== Data listing ==

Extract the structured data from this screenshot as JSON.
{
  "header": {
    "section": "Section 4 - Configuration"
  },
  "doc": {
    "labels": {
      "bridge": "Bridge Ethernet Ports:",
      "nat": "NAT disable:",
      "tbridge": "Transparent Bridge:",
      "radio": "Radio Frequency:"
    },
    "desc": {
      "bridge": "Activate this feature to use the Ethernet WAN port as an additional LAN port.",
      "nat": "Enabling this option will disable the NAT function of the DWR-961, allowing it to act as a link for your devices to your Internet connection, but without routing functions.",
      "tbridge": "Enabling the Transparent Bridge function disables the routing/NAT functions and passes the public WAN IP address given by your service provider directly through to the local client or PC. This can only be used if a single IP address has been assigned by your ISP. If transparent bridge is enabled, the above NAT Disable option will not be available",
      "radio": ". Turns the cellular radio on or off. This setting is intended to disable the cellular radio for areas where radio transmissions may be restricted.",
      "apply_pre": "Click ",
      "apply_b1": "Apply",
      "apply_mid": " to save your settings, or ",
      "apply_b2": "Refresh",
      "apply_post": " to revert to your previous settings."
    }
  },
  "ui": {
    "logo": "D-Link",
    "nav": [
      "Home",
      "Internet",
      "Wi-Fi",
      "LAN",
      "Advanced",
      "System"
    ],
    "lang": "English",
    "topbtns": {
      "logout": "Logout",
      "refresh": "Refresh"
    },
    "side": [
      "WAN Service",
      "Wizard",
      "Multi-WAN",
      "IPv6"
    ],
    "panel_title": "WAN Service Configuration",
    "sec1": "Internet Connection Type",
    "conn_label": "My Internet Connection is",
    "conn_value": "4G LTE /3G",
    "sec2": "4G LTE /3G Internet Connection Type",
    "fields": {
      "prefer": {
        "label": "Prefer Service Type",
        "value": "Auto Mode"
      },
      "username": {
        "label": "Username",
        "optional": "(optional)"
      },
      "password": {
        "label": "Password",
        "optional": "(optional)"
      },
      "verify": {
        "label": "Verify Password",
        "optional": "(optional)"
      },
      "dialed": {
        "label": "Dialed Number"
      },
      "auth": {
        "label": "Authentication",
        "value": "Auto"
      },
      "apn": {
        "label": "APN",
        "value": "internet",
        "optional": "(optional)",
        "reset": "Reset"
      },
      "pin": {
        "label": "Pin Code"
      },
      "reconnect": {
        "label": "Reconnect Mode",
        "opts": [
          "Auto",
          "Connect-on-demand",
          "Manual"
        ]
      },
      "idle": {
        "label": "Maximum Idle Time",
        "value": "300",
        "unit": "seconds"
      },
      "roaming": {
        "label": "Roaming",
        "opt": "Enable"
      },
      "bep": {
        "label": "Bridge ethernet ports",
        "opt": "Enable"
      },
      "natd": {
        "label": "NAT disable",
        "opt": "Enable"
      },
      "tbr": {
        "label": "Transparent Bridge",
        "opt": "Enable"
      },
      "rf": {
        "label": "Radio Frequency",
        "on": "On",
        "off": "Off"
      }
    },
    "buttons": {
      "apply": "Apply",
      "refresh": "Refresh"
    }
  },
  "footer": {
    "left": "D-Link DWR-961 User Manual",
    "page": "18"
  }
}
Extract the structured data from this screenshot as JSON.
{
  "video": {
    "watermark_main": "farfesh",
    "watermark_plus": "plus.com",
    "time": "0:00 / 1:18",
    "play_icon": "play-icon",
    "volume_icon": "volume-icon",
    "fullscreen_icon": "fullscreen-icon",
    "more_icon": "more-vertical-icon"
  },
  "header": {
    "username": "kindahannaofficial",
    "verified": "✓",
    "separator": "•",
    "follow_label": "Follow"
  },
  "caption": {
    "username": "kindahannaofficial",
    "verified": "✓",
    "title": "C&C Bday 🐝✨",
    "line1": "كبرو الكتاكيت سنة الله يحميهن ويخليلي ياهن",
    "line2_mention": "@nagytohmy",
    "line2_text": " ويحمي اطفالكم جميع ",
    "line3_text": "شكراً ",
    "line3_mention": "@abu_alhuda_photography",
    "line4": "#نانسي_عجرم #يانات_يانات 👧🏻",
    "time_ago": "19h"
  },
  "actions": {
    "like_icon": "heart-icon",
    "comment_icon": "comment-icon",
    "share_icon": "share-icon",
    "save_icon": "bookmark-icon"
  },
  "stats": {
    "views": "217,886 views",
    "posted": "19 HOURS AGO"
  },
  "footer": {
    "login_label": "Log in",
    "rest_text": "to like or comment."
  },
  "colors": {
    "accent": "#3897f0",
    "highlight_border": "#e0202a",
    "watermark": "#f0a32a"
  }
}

===

# [Short task]
Tell how many lines include "functions". The number is the whole answer.

# [Complete output]
2